TEXT SEGMENT:
BEGIN

This study shows the correlation between meconium-hair pairs for cocaine, benzoylecgonine, opiates, and cannabis. For cocaine, benzoylecgonine, and cannabis, meconium testing seems to be more sensitive (95% and above) than hair testing. This may be partly explained by the earlier formation of meconium compared with hair (roughly the second trimester compared with the third trimester). The limitation of using meconium for routine testing is the narrow time frame for obtaining the sample. In all the cases in which meconium tested negative whereas the hair tested positive, although the documents specified the sample to be meconium, in fact it was a mixture of meconium and stool, confirming that, for the test to be accurate, meconium has to collected not later than one or two days after birth.

Chiriboga et al19–,21 have shown a concentration-response effect of cocaine, as measured in maternal hair, on newborn head circumference and abnormalities in muscle tone, movement, and posture. Our study is the first to document significant correlation between meconium and hair levels of different illicit drugs, which enables the use of either meconium or neonatal hair for assessment of the magnitude of exposure and therefore the expected neurological impairment to the exposed newborn. It is possible that a combination of negative hair test and positive meconium test reflects second trimester exposure to drugs, with no third trimester exposure.

Benzodiazepines are thought to be human teratogens, possibly causing oral clefts.22 Although meconium forms only in the second trimester, it is important to document the pattern of benzodiazepine use in cases of oral cleft. Both meconium and hair can be used for this purpose.

END

WHAT YOU WILL DO: Reproduce the passage about meconium and hair drug testing in full, word for word. Rely on the passage about meconium and hair drug testing and nothing else.

Document structure recognition data
BEGIN

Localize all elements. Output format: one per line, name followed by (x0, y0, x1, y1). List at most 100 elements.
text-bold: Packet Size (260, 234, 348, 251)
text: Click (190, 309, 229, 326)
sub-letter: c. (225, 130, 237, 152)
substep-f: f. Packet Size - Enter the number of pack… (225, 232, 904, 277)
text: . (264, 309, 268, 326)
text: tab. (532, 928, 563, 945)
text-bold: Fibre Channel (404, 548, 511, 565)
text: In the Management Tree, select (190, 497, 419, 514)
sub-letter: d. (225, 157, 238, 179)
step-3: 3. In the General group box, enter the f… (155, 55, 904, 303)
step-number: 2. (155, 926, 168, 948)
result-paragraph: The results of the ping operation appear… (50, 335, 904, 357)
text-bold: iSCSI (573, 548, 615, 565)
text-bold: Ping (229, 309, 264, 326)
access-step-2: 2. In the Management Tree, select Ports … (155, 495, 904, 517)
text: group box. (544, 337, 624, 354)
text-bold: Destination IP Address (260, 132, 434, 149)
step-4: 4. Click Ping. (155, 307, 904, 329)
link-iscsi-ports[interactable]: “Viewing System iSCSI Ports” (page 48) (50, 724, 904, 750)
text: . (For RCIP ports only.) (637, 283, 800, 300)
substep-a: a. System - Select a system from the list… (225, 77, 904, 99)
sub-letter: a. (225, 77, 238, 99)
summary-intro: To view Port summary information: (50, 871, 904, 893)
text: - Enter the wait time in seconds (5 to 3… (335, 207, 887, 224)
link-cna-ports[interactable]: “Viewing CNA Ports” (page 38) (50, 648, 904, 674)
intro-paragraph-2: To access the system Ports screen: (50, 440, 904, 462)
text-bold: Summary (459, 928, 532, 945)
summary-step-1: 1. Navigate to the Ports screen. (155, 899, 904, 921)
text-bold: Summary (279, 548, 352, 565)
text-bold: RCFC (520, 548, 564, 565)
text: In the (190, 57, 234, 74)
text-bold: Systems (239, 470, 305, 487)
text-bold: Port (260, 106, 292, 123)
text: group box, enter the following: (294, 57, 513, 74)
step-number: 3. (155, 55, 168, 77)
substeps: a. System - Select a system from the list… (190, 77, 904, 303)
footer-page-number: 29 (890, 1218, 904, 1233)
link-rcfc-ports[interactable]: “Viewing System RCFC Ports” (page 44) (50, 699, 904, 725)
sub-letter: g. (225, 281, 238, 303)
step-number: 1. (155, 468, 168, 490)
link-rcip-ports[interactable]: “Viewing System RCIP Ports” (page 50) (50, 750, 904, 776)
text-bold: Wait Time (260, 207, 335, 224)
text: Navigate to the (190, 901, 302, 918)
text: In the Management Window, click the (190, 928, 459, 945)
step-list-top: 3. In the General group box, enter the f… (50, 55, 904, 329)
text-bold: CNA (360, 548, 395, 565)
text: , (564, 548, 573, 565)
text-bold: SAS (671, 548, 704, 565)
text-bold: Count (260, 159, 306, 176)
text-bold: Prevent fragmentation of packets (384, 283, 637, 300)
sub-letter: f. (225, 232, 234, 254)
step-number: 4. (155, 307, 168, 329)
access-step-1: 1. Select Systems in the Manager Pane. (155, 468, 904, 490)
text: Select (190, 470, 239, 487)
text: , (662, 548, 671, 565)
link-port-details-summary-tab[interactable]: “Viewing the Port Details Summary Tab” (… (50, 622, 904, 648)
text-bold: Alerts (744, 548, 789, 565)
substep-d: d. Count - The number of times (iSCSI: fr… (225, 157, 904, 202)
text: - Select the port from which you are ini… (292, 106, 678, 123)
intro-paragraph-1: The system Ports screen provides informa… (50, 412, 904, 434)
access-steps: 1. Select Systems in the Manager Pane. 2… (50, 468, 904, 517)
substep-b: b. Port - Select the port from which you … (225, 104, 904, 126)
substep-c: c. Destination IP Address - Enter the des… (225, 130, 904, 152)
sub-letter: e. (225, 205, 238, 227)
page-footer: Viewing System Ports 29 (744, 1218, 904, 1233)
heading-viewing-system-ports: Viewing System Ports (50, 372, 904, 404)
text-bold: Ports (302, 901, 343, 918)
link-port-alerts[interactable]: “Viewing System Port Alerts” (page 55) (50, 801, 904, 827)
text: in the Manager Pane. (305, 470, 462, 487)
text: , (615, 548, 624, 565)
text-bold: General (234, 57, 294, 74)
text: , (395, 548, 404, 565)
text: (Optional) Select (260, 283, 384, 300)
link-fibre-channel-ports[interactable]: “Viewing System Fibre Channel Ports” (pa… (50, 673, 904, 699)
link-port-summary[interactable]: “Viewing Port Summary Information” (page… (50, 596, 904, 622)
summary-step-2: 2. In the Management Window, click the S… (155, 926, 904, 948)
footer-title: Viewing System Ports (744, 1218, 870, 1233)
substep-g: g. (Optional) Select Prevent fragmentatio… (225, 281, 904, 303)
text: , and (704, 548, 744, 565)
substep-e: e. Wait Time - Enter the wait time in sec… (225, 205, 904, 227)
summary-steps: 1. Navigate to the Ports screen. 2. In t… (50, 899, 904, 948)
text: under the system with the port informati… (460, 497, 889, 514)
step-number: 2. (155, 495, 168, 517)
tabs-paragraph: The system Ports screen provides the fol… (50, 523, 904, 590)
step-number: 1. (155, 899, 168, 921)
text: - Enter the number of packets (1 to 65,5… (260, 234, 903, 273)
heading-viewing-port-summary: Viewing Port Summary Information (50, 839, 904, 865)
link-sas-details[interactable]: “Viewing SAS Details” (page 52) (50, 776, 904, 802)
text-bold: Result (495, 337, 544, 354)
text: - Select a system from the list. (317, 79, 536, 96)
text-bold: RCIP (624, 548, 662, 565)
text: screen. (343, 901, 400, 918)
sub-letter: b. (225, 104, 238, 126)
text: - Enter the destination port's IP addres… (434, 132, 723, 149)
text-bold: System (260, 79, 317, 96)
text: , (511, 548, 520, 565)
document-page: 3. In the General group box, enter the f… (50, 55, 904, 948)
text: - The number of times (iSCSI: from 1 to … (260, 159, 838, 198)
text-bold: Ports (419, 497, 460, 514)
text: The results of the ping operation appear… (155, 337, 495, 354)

END

PROBLEM SOLUTION:
This study shows the correlation between meconium-hair pairs for cocaine, benzoylecgonine, opiates, and cannabis. For cocaine, benzoylecgonine, and cannabis, meconium testing seems to be more sensitive (95% and above) than hair testing. This may be partly explained by the earlier formation of meconium compared with hair (roughly the second trimester compared with the third trimester). The limitation of using meconium for routine testing is the narrow time frame for obtaining the sample. In all the cases in which meconium tested negative whereas the hair tested positive, although the documents specified the sample to be meconium, in fact it was a mixture of meconium and stool, confirming that, for the test to be accurate, meconium has to collected not later than one or two days after birth.

Chiriboga et al19–,21 have shown a concentration-response effect of cocaine, as measured in maternal hair, on newborn head circumference and abnormalities in muscle tone, movement, and posture. Our study is the first to document significant correlation between meconium and hair levels of different illicit drugs, which enables the use of either meconium or neonatal hair for assessment of the magnitude of exposure and therefore the expected neurological impairment to the exposed newborn. It is possible that a combination of negative hair test and positive meconium test reflects second trimester exposure to drugs, with no third trimester exposure.

Benzodiazepines are thought to be human teratogens, possibly causing oral clefts.22 Although meconium forms only in the second trimester, it is important to document the pattern of benzodiazepine use in cases of oral cleft. Both meconium and hair can be used for this purpose.